━━ Records for this task

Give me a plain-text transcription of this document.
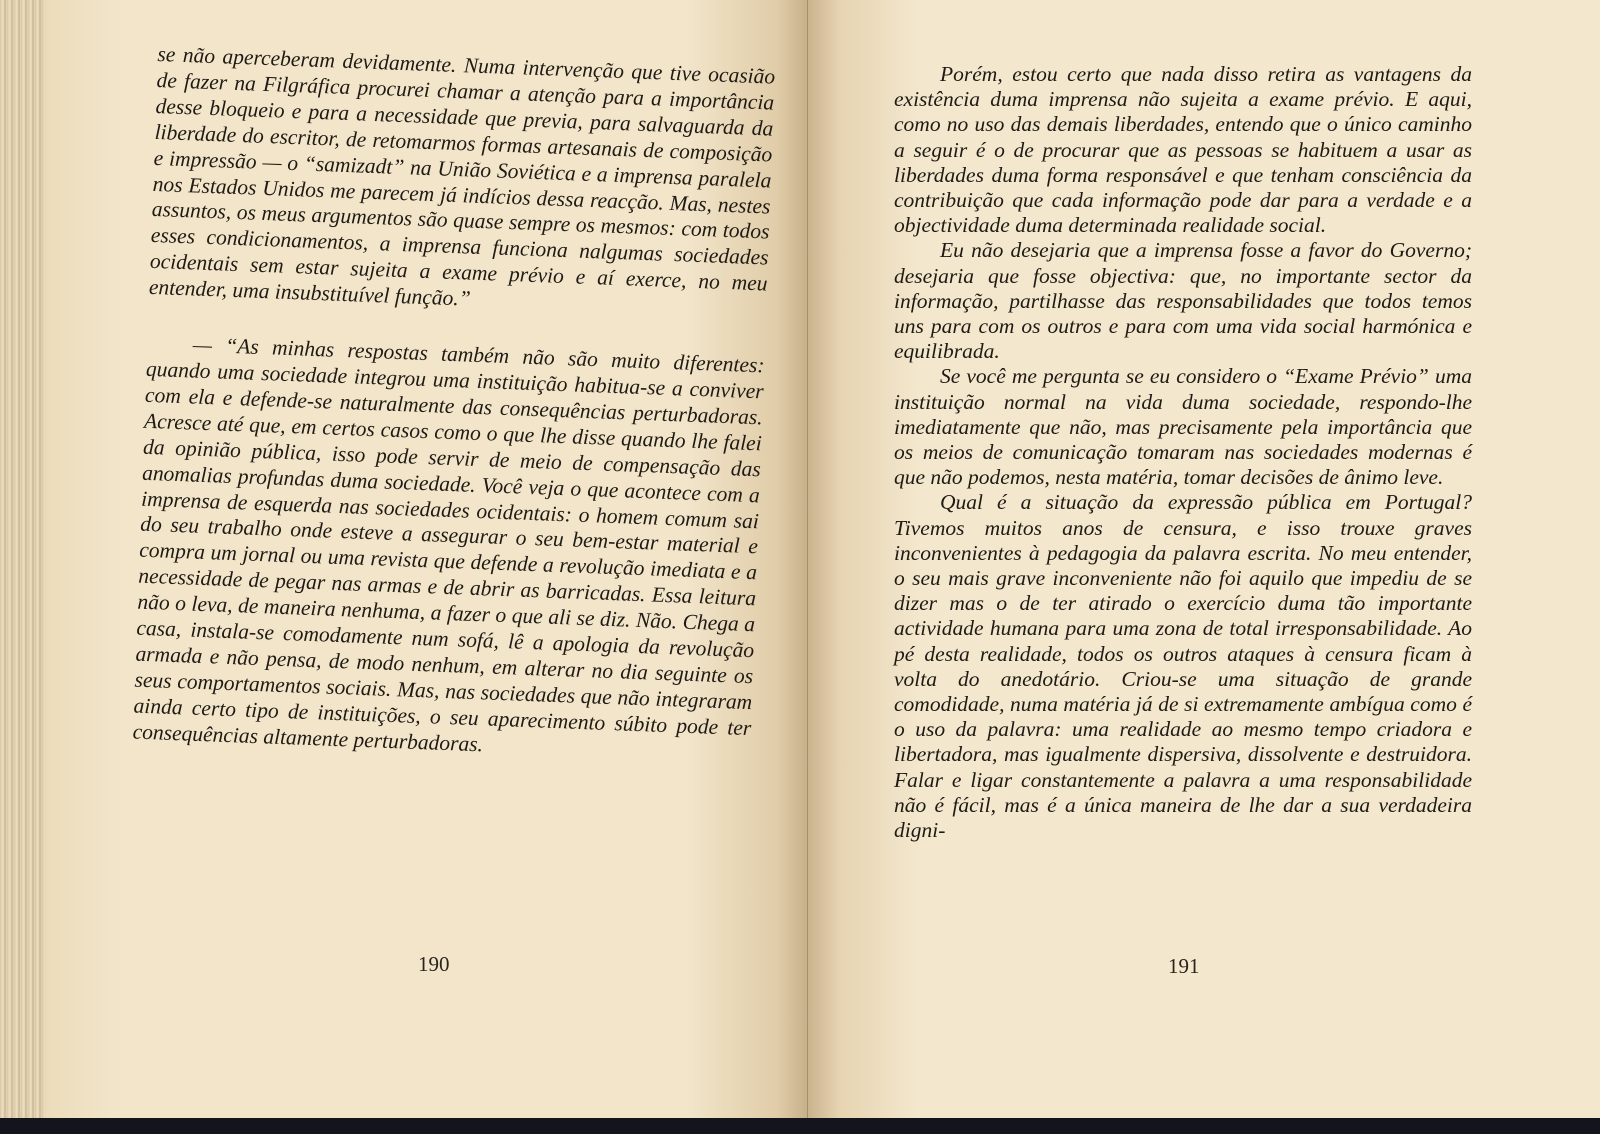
se não aperceberam devidamente. Numa intervenção que tive ocasião de fazer na Filgráfica procurei chamar a atenção para a importância desse bloqueio e para a necessidade que previa, para salvaguarda da liberdade do escritor, de retomarmos formas artesanais de composição e impressão — o “samizadt” na União Soviética e a imprensa paralela nos Estados Unidos me parecem já indícios dessa reacção. Mas, nestes assuntos, os meus argumentos são quase sempre os mesmos: com todos esses condicionamentos, a imprensa funciona nalgumas sociedades ocidentais sem estar sujeita a exame prévio e aí exerce, no meu entender, uma insubstituível função.”

— “As minhas respostas também não são muito diferentes: quando uma sociedade integrou uma instituição habitua-se a conviver com ela e defende-se naturalmente das consequências perturbadoras. Acresce até que, em certos casos como o que lhe disse quando lhe falei da opinião pública, isso pode servir de meio de compensação das anomalias profundas duma sociedade. Você veja o que acontece com a imprensa de esquerda nas sociedades ocidentais: o homem comum sai do seu trabalho onde esteve a assegurar o seu bem-estar material e compra um jornal ou uma revista que defende a revolução imediata e a necessidade de pegar nas armas e de abrir as barricadas. Essa leitura não o leva, de maneira nenhuma, a fazer o que ali se diz. Não. Chega a casa, instala-se comodamente num sofá, lê a apologia da revolução armada e não pensa, de modo nenhum, em alterar no dia seguinte os seus comportamentos sociais. Mas, nas sociedades que não integraram ainda certo tipo de instituições, o seu aparecimento súbito pode ter consequências altamente perturbadoras.

190

Porém, estou certo que nada disso retira as vantagens da existência duma imprensa não sujeita a exame prévio. E aqui, como no uso das demais liberdades, entendo que o único caminho a seguir é o de procurar que as pessoas se habituem a usar as liberdades duma forma responsável e que tenham consciência da contribuição que cada informação pode dar para a verdade e a objectividade duma determinada realidade social.

Eu não desejaria que a imprensa fosse a favor do Governo; desejaria que fosse objectiva: que, no importante sector da informação, partilhasse das responsabilidades que todos temos uns para com os outros e para com uma vida social harmónica e equilibrada.

Se você me pergunta se eu considero o “Exame Prévio” uma instituição normal na vida duma sociedade, respondo-lhe imediatamente que não, mas precisamente pela importância que os meios de comunicação tomaram nas sociedades modernas é que não podemos, nesta matéria, tomar decisões de ânimo leve.

Qual é a situação da expressão pública em Portugal? Tivemos muitos anos de censura, e isso trouxe graves inconvenientes à pedagogia da palavra escrita. No meu entender, o seu mais grave inconveniente não foi aquilo que impediu de se dizer mas o de ter atirado o exercício duma tão importante actividade humana para uma zona de total irresponsabilidade. Ao pé desta realidade, todos os outros ataques à censura ficam à volta do anedotário. Criou-se uma situação de grande comodidade, numa matéria já de si extremamente ambígua como é o uso da palavra: uma realidade ao mesmo tempo criadora e libertadora, mas igualmente dispersiva, dissolvente e destruidora. Falar e ligar constantemente a palavra a uma responsabilidade não é fácil, mas é a única maneira de lhe dar a sua verdadeira digni-

191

━━━━

*Work instructions:* Repeat the data in full and exactly. Omit pictures.

*Answer to this exercise:*
Give me a plain-text transcription of this document.
se não aperceberam devidamente. Numa intervenção que tive ocasião de fazer na Filgráfica procurei chamar a atenção para a importância desse bloqueio e para a necessidade que previa, para salvaguarda da liberdade do escritor, de retomarmos formas artesanais de composição e impressão — o “samizadt” na União Soviética e a imprensa paralela nos Estados Unidos me parecem já indícios dessa reacção. Mas, nestes assuntos, os meus argumentos são quase sempre os mesmos: com todos esses condicionamentos, a imprensa funciona nalgumas sociedades ocidentais sem estar sujeita a exame prévio e aí exerce, no meu entender, uma insubstituível função.”

— “As minhas respostas também não são muito diferentes: quando uma sociedade integrou uma instituição habitua-se a conviver com ela e defende-se naturalmente das consequências perturbadoras. Acresce até que, em certos casos como o que lhe disse quando lhe falei da opinião pública, isso pode servir de meio de compensação das anomalias profundas duma sociedade. Você veja o que acontece com a imprensa de esquerda nas sociedades ocidentais: o homem comum sai do seu trabalho onde esteve a assegurar o seu bem-estar material e compra um jornal ou uma revista que defende a revolução imediata e a necessidade de pegar nas armas e de abrir as barricadas. Essa leitura não o leva, de maneira nenhuma, a fazer o que ali se diz. Não. Chega a casa, instala-se comodamente num sofá, lê a apologia da revolução armada e não pensa, de modo nenhum, em alterar no dia seguinte os seus comportamentos sociais. Mas, nas sociedades que não integraram ainda certo tipo de instituições, o seu aparecimento súbito pode ter consequências altamente perturbadoras.

190

Porém, estou certo que nada disso retira as vantagens da existência duma imprensa não sujeita a exame prévio. E aqui, como no uso das demais liberdades, entendo que o único caminho a seguir é o de procurar que as pessoas se habituem a usar as liberdades duma forma responsável e que tenham consciência da contribuição que cada informação pode dar para a verdade e a objectividade duma determinada realidade social.

Eu não desejaria que a imprensa fosse a favor do Governo; desejaria que fosse objectiva: que, no importante sector da informação, partilhasse das responsabilidades que todos temos uns para com os outros e para com uma vida social harmónica e equilibrada.

Se você me pergunta se eu considero o “Exame Prévio” uma instituição normal na vida duma sociedade, respondo-lhe imediatamente que não, mas precisamente pela importância que os meios de comunicação tomaram nas sociedades modernas é que não podemos, nesta matéria, tomar decisões de ânimo leve.

Qual é a situação da expressão pública em Portugal? Tivemos muitos anos de censura, e isso trouxe graves inconvenientes à pedagogia da palavra escrita. No meu entender, o seu mais grave inconveniente não foi aquilo que impediu de se dizer mas o de ter atirado o exercício duma tão importante actividade humana para uma zona de total irresponsabilidade. Ao pé desta realidade, todos os outros ataques à censura ficam à volta do anedotário. Criou-se uma situação de grande comodidade, numa matéria já de si extremamente ambígua como é o uso da palavra: uma realidade ao mesmo tempo criadora e libertadora, mas igualmente dispersiva, dissolvente e destruidora. Falar e ligar constantemente a palavra a uma responsabilidade não é fácil, mas é a única maneira de lhe dar a sua verdadeira digni-

191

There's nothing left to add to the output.